## [AIM]
Pull out every line from the listing that has the word "active".
★ ★ ★ ★ ★ ★ ★
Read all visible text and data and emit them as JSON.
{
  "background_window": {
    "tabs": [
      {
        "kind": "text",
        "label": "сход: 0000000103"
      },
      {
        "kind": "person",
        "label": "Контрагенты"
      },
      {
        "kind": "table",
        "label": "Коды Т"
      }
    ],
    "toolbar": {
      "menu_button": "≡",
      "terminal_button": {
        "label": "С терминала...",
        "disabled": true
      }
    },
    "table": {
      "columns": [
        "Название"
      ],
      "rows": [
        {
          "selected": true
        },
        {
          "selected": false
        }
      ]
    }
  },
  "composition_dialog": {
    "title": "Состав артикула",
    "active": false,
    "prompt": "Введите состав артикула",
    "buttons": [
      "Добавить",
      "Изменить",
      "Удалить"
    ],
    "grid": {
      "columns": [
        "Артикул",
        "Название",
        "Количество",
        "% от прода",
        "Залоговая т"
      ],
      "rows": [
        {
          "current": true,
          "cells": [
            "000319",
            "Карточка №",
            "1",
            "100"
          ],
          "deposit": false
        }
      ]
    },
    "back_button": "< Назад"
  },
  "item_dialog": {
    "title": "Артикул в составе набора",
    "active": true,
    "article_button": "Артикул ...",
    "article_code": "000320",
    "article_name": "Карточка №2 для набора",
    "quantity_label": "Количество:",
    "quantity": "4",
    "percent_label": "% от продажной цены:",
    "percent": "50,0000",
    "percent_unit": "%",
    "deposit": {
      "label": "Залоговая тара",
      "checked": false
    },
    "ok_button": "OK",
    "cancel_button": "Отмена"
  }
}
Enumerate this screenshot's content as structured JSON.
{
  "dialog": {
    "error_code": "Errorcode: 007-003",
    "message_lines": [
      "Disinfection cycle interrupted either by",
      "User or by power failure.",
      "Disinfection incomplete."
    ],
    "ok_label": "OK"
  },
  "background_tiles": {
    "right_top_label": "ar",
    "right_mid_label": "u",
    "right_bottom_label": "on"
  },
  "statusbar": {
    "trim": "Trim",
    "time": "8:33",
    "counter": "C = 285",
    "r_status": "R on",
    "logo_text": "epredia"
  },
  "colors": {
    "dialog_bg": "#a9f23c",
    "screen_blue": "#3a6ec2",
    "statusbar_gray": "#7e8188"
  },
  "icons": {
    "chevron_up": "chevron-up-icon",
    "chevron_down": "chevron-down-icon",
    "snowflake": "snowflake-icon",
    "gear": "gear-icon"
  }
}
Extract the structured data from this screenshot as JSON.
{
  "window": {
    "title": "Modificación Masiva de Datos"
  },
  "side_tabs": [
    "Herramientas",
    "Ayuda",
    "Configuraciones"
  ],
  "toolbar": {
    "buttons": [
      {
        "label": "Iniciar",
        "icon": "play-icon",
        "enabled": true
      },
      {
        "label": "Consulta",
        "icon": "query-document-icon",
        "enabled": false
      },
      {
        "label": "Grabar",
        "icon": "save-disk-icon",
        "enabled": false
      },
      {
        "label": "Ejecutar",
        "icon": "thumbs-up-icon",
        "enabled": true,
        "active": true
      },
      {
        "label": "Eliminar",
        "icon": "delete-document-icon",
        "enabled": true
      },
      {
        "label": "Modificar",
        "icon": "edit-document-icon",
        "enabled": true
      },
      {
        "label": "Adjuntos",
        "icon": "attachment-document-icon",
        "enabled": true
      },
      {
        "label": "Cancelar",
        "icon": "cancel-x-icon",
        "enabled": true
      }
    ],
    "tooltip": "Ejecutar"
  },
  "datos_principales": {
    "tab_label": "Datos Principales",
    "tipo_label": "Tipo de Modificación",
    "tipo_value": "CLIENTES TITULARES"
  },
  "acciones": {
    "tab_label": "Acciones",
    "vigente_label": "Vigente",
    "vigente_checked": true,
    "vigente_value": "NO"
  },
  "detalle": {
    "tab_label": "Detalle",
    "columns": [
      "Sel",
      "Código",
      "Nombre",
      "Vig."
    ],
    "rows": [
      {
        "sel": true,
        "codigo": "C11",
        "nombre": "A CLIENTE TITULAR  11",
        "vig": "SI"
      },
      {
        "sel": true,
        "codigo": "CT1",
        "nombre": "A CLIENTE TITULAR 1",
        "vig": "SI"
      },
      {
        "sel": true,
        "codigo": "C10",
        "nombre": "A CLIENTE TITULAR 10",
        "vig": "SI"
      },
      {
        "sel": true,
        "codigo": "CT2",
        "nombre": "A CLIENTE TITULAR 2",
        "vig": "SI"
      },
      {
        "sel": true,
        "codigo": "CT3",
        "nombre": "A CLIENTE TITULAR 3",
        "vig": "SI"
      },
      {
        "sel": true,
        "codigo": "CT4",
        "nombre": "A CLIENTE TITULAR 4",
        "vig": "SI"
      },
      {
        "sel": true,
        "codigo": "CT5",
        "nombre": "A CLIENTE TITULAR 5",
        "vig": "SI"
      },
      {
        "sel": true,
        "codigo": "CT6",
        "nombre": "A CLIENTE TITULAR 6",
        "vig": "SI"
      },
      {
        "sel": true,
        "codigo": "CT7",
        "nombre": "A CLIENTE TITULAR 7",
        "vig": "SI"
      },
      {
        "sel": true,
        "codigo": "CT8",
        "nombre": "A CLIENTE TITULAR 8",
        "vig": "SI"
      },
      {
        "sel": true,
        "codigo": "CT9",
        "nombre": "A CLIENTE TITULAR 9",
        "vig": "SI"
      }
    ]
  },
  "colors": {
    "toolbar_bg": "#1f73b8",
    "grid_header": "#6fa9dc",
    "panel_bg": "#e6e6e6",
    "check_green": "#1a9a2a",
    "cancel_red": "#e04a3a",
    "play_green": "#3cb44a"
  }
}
★ ★ ★ ★ ★ ★ ★
## [OUTPUT OF THE EXERCISE]
    "active": false,
    "active": true,
        "active": true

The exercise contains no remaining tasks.